** Begin **

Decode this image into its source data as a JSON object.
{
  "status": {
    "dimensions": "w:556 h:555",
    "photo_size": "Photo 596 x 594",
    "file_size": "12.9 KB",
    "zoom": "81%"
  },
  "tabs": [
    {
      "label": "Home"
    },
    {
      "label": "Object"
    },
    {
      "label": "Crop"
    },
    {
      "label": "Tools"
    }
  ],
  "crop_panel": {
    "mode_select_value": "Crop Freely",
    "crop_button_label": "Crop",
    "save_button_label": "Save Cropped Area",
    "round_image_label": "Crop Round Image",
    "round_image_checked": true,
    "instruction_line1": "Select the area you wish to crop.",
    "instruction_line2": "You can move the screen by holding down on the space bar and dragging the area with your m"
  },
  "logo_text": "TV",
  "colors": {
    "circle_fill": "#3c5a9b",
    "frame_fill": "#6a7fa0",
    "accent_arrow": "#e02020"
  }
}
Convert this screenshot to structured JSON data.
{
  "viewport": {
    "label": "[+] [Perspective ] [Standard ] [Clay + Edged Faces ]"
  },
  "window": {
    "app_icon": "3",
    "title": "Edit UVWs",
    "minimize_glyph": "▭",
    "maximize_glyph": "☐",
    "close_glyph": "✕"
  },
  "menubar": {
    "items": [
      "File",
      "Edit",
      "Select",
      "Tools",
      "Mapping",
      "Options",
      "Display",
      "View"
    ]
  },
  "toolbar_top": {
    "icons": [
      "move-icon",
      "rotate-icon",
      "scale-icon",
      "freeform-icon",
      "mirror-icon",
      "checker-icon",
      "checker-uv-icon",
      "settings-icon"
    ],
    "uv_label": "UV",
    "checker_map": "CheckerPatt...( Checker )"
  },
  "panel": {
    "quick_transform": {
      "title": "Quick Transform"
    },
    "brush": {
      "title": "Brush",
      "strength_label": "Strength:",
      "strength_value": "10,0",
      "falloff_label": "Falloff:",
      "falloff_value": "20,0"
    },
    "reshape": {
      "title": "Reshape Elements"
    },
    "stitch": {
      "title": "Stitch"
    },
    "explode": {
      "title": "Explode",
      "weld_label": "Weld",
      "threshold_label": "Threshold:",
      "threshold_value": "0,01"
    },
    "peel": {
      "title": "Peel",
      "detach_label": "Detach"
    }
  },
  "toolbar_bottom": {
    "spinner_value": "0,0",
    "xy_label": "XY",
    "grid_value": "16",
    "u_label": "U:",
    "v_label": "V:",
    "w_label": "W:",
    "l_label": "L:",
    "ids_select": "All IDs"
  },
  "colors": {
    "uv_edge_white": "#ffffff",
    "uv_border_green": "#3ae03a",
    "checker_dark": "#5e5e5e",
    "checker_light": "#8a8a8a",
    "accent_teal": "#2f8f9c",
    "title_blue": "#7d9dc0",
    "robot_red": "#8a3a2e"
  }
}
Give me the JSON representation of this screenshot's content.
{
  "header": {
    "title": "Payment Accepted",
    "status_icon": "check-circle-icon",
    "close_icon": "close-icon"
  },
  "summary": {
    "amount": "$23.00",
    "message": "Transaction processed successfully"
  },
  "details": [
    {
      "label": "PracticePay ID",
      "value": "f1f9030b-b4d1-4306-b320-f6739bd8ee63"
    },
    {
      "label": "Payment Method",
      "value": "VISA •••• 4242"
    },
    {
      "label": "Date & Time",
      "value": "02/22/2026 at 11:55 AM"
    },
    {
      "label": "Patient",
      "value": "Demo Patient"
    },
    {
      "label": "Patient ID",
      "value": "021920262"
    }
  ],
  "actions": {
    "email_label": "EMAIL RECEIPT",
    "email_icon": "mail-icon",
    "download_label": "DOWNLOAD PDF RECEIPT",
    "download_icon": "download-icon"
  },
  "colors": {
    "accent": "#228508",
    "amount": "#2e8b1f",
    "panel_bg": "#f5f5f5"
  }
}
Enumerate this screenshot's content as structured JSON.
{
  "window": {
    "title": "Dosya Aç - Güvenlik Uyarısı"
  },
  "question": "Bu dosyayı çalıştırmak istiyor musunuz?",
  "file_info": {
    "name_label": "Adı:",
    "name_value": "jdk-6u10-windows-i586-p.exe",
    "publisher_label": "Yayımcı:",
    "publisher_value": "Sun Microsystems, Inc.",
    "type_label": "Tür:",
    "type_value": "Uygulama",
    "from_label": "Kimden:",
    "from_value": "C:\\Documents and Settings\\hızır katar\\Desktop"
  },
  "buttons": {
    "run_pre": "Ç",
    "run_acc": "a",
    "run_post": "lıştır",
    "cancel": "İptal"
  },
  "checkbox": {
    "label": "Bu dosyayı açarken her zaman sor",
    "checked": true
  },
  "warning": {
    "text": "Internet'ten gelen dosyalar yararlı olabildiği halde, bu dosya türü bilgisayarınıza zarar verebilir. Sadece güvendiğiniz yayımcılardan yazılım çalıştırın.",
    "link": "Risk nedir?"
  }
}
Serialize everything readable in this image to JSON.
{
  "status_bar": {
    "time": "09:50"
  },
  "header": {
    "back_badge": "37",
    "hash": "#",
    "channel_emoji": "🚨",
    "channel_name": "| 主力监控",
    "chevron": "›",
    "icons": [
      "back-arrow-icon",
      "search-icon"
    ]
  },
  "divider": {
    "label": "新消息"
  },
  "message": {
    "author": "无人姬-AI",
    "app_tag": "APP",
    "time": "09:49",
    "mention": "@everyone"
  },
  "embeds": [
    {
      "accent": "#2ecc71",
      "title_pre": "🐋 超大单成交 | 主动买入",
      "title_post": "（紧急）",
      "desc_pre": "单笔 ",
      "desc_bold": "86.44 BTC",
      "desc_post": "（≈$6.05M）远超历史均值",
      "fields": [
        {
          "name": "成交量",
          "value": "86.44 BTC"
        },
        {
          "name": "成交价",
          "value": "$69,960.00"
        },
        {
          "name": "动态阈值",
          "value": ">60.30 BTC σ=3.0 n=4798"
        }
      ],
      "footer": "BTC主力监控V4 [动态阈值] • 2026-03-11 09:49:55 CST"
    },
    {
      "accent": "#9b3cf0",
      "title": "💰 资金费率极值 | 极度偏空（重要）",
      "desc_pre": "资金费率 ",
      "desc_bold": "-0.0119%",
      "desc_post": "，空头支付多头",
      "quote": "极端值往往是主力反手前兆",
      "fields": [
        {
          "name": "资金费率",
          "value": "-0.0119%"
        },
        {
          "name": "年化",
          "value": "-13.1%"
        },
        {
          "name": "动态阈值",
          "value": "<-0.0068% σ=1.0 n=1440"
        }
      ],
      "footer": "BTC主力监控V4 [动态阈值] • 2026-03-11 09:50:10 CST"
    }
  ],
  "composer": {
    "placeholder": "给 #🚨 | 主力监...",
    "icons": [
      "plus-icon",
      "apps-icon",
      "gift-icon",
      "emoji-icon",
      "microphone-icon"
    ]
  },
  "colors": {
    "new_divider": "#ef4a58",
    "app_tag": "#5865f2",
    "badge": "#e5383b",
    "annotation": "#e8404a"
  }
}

** End **

Work instructions: Copy out each line exactly.

Answer to this exercise:
Decode this image into its source data as a JSON object.
{
  "status": {
    "dimensions": "w:556 h:555",
    "photo_size": "Photo 596 x 594",
    "file_size": "12.9 KB",
    "zoom": "81%"
  },
  "tabs": [
    {
      "label": "Home"
    },
    {
      "label": "Object"
    },
    {
      "label": "Crop"
    },
    {
      "label": "Tools"
    }
  ],
  "crop_panel": {
    "mode_select_value": "Crop Freely",
    "crop_button_label": "Crop",
    "save_button_label": "Save Cropped Area",
    "round_image_label": "Crop Round Image",
    "round_image_checked": true,
    "instruction_line1": "Select the area you wish to crop.",
    "instruction_line2": "You can move the screen by holding down on the space bar and dragging the area with your m"
  },
  "logo_text": "TV",
  "colors": {
    "circle_fill": "#3c5a9b",
    "frame_fill": "#6a7fa0",
    "accent_arrow": "#e02020"
  }
}
Convert this screenshot to structured JSON data.
{
  "viewport": {
    "label": "[+] [Perspective ] [Standard ] [Clay + Edged Faces ]"
  },
  "window": {
    "app_icon": "3",
    "title": "Edit UVWs",
    "minimize_glyph": "▭",
    "maximize_glyph": "☐",
    "close_glyph": "✕"
  },
  "menubar": {
    "items": [
      "File",
      "Edit",
      "Select",
      "Tools",
      "Mapping",
      "Options",
      "Display",
      "View"
    ]
  },
  "toolbar_top": {
    "icons": [
      "move-icon",
      "rotate-icon",
      "scale-icon",
      "freeform-icon",
      "mirror-icon",
      "checker-icon",
      "checker-uv-icon",
      "settings-icon"
    ],
    "uv_label": "UV",
    "checker_map": "CheckerPatt...( Checker )"
  },
  "panel": {
    "quick_transform": {
      "title": "Quick Transform"
    },
    "brush": {
      "title": "Brush",
      "strength_label": "Strength:",
      "strength_value": "10,0",
      "falloff_label": "Falloff:",
      "falloff_value": "20,0"
    },
    "reshape": {
      "title": "Reshape Elements"
    },
    "stitch": {
      "title": "Stitch"
    },
    "explode": {
      "title": "Explode",
      "weld_label": "Weld",
      "threshold_label": "Threshold:",
      "threshold_value": "0,01"
    },
    "peel": {
      "title": "Peel",
      "detach_label": "Detach"
    }
  },
  "toolbar_bottom": {
    "spinner_value": "0,0",
    "xy_label": "XY",
    "grid_value": "16",
    "u_label": "U:",
    "v_label": "V:",
    "w_label": "W:",
    "l_label": "L:",
    "ids_select": "All IDs"
  },
  "colors": {
    "uv_edge_white": "#ffffff",
    "uv_border_green": "#3ae03a",
    "checker_dark": "#5e5e5e",
    "checker_light": "#8a8a8a",
    "accent_teal": "#2f8f9c",
    "title_blue": "#7d9dc0",
    "robot_red": "#8a3a2e"
  }
}
Give me the JSON representation of this screenshot's content.
{
  "header": {
    "title": "Payment Accepted",
    "status_icon": "check-circle-icon",
    "close_icon": "close-icon"
  },
  "summary": {
    "amount": "$23.00",
    "message": "Transaction processed successfully"
  },
  "details": [
    {
      "label": "PracticePay ID",
      "value": "f1f9030b-b4d1-4306-b320-f6739bd8ee63"
    },
    {
      "label": "Payment Method",
      "value": "VISA •••• 4242"
    },
    {
      "label": "Date & Time",
      "value": "02/22/2026 at 11:55 AM"
    },
    {
      "label": "Patient",
      "value": "Demo Patient"
    },
    {
      "label": "Patient ID",
      "value": "021920262"
    }
  ],
  "actions": {
    "email_label": "EMAIL RECEIPT",
    "email_icon": "mail-icon",
    "download_label": "DOWNLOAD PDF RECEIPT",
    "download_icon": "download-icon"
  },
  "colors": {
    "accent": "#228508",
    "amount": "#2e8b1f",
    "panel_bg": "#f5f5f5"
  }
}
Enumerate this screenshot's content as structured JSON.
{
  "window": {
    "title": "Dosya Aç - Güvenlik Uyarısı"
  },
  "question": "Bu dosyayı çalıştırmak istiyor musunuz?",
  "file_info": {
    "name_label": "Adı:",
    "name_value": "jdk-6u10-windows-i586-p.exe",
    "publisher_label": "Yayımcı:",
    "publisher_value": "Sun Microsystems, Inc.",
    "type_label": "Tür:",
    "type_value": "Uygulama",
    "from_label": "Kimden:",
    "from_value": "C:\\Documents and Settings\\hızır katar\\Desktop"
  },
  "buttons": {
    "run_pre": "Ç",
    "run_acc": "a",
    "run_post": "lıştır",
    "cancel": "İptal"
  },
  "checkbox": {
    "label": "Bu dosyayı açarken her zaman sor",
    "checked": true
  },
  "warning": {
    "text": "Internet'ten gelen dosyalar yararlı olabildiği halde, bu dosya türü bilgisayarınıza zarar verebilir. Sadece güvendiğiniz yayımcılardan yazılım çalıştırın.",
    "link": "Risk nedir?"
  }
}
Serialize everything readable in this image to JSON.
{
  "status_bar": {
    "time": "09:50"
  },
  "header": {
    "back_badge": "37",
    "hash": "#",
    "channel_emoji": "🚨",
    "channel_name": "| 主力监控",
    "chevron": "›",
    "icons": [
      "back-arrow-icon",
      "search-icon"
    ]
  },
  "divider": {
    "label": "新消息"
  },
  "message": {
    "author": "无人姬-AI",
    "app_tag": "APP",
    "time": "09:49",
    "mention": "@everyone"
  },
  "embeds": [
    {
      "accent": "#2ecc71",
      "title_pre": "🐋 超大单成交 | 主动买入",
      "title_post": "（紧急）",
      "desc_pre": "单笔 ",
      "desc_bold": "86.44 BTC",
      "desc_post": "（≈$6.05M）远超历史均值",
      "fields": [
        {
          "name": "成交量",
          "value": "86.44 BTC"
        },
        {
          "name": "成交价",
          "value": "$69,960.00"
        },
        {
          "name": "动态阈值",
          "value": ">60.30 BTC σ=3.0 n=4798"
        }
      ],
      "footer": "BTC主力监控V4 [动态阈值] • 2026-03-11 09:49:55 CST"
    },
    {
      "accent": "#9b3cf0",
      "title": "💰 资金费率极值 | 极度偏空（重要）",
      "desc_pre": "资金费率 ",
      "desc_bold": "-0.0119%",
      "desc_post": "，空头支付多头",
      "quote": "极端值往往是主力反手前兆",
      "fields": [
        {
          "name": "资金费率",
          "value": "-0.0119%"
        },
        {
          "name": "年化",
          "value": "-13.1%"
        },
        {
          "name": "动态阈值",
          "value": "<-0.0068% σ=1.0 n=1440"
        }
      ],
      "footer": "BTC主力监控V4 [动态阈值] • 2026-03-11 09:50:10 CST"
    }
  ],
  "composer": {
    "placeholder": "给 #🚨 | 主力监...",
    "icons": [
      "plus-icon",
      "apps-icon",
      "gift-icon",
      "emoji-icon",
      "microphone-icon"
    ]
  },
  "colors": {
    "new_divider": "#ef4a58",
    "app_tag": "#5865f2",
    "badge": "#e5383b",
    "annotation": "#e8404a"
  }
}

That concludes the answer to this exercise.